*What is asked*: Leaving out the pictures, retype all the material exactly.

Records:
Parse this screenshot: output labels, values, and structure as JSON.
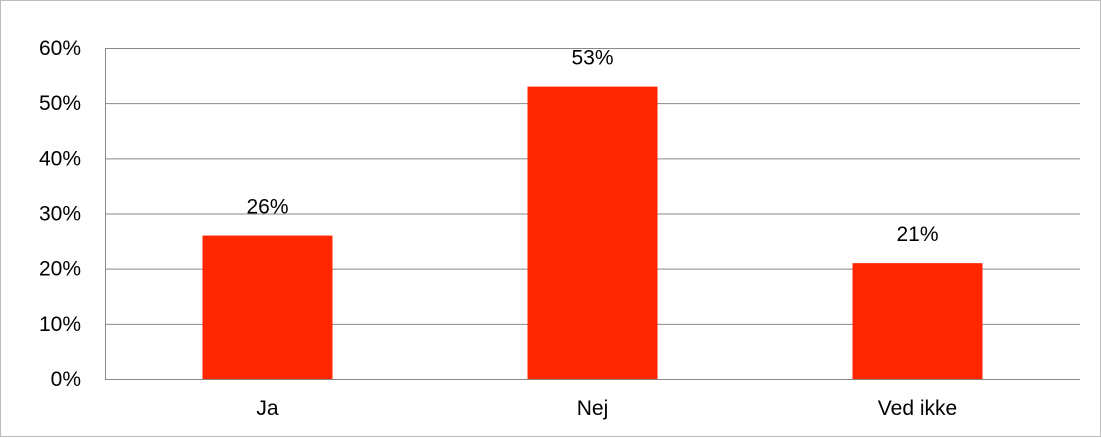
{
  "chart_data": {
    "type": "bar",
    "categories": [
      "Ja",
      "Nej",
      "Ved ikke"
    ],
    "values": [
      26,
      53,
      21
    ],
    "value_labels": [
      "26%",
      "53%",
      "21%"
    ],
    "y_ticks": [
      0,
      10,
      20,
      30,
      40,
      50,
      60
    ],
    "y_tick_labels": [
      "0%",
      "10%",
      "20%",
      "30%",
      "40%",
      "50%",
      "60%"
    ],
    "ylim": [
      0,
      60
    ],
    "grid": true,
    "legend": "none",
    "bar_color": "#ff2600",
    "grid_color": "#888888"
  }
}
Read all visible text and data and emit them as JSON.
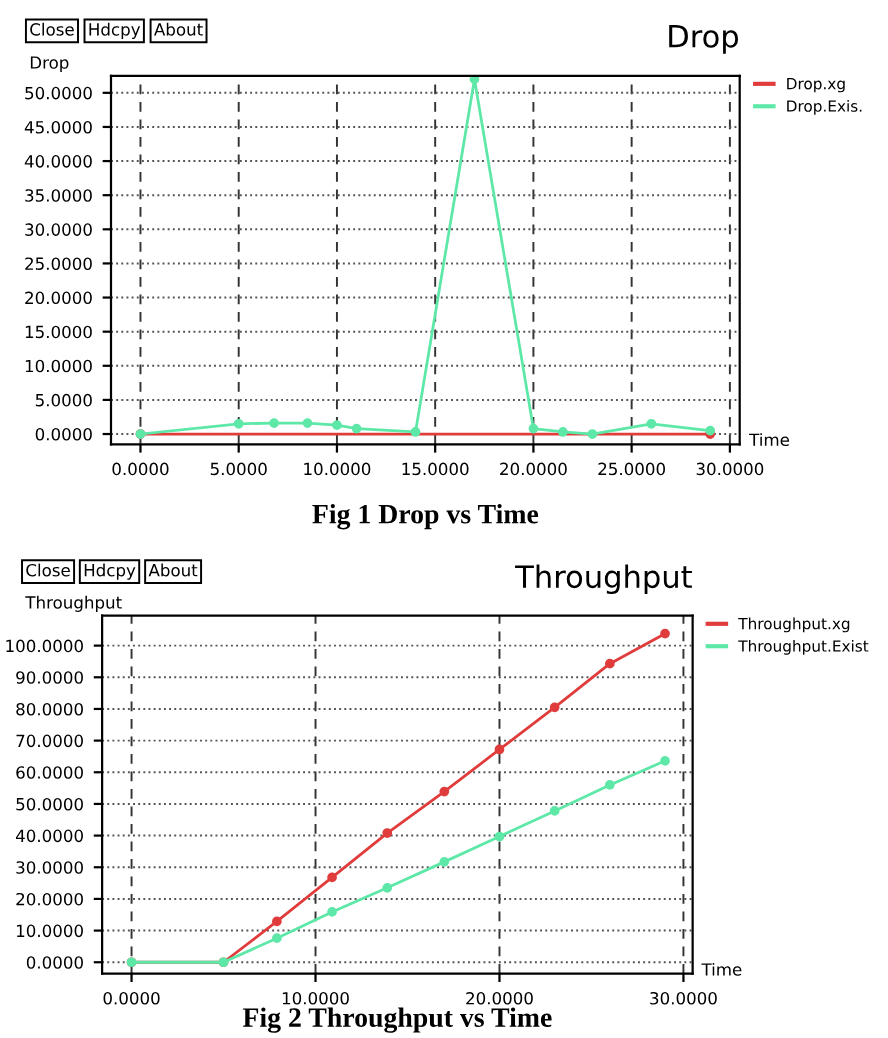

*Exercise output*:
Parse this screenshot: output labels, values, and structure as JSON.
{
  "chart_data": {
    "type": "bar",
    "categories": [
      "Ja",
      "Nej",
      "Ved ikke"
    ],
    "values": [
      26,
      53,
      21
    ],
    "value_labels": [
      "26%",
      "53%",
      "21%"
    ],
    "y_ticks": [
      0,
      10,
      20,
      30,
      40,
      50,
      60
    ],
    "y_tick_labels": [
      "0%",
      "10%",
      "20%",
      "30%",
      "40%",
      "50%",
      "60%"
    ],
    "ylim": [
      0,
      60
    ],
    "grid": true,
    "legend": "none",
    "bar_color": "#ff2600",
    "grid_color": "#888888"
  }
}
Read all visible text and data and emit them as JSON.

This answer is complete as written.